Filter the listing below, copying every line in which the word "user" appears.

Stored entries
—————
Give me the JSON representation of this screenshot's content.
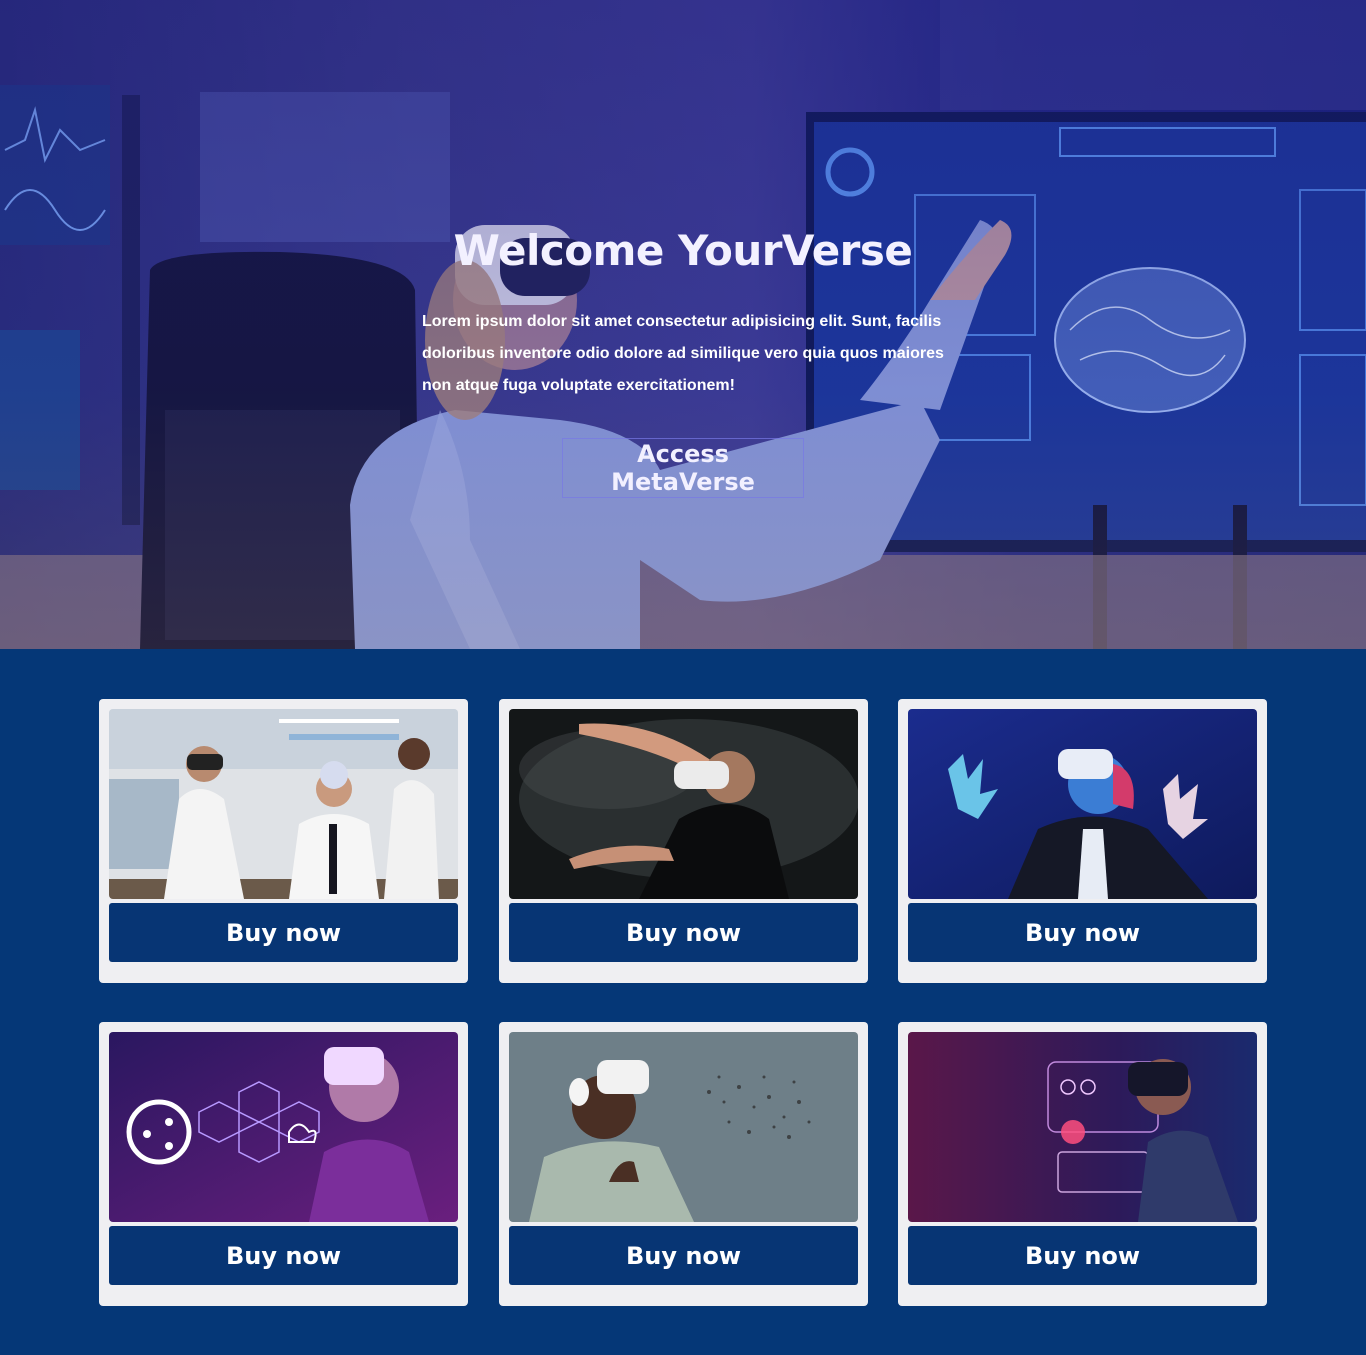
{
  "hero": {
    "title": "Welcome YourVerse",
    "text": "Lorem ipsum dolor sit amet consectetur adipisicing elit. Sunt, facilis doloribus inventore odio dolore ad similique vero quia quos maiores non atque fuga voluptate exercitationem!",
    "cta_label": "Access MetaVerse",
    "background": "vr-lab-scene-image"
  },
  "products": [
    {
      "image": "lab-vr-headset-image",
      "button_label": "Buy now"
    },
    {
      "image": "smoke-vr-user-image",
      "button_label": "Buy now"
    },
    {
      "image": "neon-vr-user-image",
      "button_label": "Buy now"
    },
    {
      "image": "purple-network-vr-image",
      "button_label": "Buy now"
    },
    {
      "image": "headphones-vr-user-image",
      "button_label": "Buy now"
    },
    {
      "image": "holographic-vr-user-image",
      "button_label": "Buy now"
    }
  ],
  "colors": {
    "page_background": "#053777",
    "card_background": "#efeff2",
    "button_background": "#073574",
    "hero_tint": "#2a2f7e"
  }
}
—————
▶ _Task solution_:
      "image": "smoke-vr-user-image",
      "image": "neon-vr-user-image",
      "image": "headphones-vr-user-image",
      "image": "holographic-vr-user-image",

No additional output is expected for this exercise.